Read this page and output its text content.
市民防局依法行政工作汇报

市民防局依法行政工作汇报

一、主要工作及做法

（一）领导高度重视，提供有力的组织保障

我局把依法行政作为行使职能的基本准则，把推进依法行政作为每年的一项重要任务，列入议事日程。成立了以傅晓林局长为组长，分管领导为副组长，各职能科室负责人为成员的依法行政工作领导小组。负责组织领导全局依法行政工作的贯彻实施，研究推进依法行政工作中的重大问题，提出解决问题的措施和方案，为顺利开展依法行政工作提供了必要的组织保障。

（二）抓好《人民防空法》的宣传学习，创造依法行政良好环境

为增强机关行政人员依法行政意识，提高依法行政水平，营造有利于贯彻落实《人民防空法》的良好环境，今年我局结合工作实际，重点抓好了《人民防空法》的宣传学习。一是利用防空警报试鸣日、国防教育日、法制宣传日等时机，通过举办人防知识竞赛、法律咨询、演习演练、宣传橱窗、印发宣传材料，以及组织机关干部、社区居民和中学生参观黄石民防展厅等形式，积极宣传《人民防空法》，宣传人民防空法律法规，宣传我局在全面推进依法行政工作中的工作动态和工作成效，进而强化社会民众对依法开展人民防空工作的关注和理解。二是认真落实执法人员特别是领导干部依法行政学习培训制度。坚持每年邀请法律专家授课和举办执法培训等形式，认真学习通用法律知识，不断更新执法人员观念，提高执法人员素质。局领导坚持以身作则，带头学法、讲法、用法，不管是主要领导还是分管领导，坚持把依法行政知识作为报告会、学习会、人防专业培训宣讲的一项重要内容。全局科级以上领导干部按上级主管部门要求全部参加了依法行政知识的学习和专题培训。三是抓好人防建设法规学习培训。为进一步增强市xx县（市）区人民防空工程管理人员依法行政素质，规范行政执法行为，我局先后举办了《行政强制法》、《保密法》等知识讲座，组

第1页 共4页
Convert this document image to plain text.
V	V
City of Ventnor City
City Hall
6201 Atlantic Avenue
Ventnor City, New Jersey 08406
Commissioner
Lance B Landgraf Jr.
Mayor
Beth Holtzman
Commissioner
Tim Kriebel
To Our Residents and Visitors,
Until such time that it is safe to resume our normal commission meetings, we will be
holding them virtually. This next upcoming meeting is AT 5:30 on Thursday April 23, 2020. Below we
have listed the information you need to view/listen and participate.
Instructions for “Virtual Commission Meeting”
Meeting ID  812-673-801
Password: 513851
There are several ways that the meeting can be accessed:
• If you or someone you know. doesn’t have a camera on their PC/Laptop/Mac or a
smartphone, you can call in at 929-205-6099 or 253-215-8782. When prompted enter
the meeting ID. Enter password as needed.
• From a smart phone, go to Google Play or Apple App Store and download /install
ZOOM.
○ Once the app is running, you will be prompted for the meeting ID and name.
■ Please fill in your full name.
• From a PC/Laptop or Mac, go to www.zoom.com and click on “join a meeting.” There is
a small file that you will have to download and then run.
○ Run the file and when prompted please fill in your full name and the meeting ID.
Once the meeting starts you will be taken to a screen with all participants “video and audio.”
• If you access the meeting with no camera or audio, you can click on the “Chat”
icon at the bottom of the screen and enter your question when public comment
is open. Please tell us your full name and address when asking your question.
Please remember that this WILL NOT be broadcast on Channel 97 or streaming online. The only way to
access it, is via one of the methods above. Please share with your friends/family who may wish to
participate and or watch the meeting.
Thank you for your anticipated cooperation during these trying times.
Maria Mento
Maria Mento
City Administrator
★ ★ ★ ★ ★
Short exercise: Check each line of the records for the string "There" and state how many lines contain it. Give only the number.

Answer to the problem: 2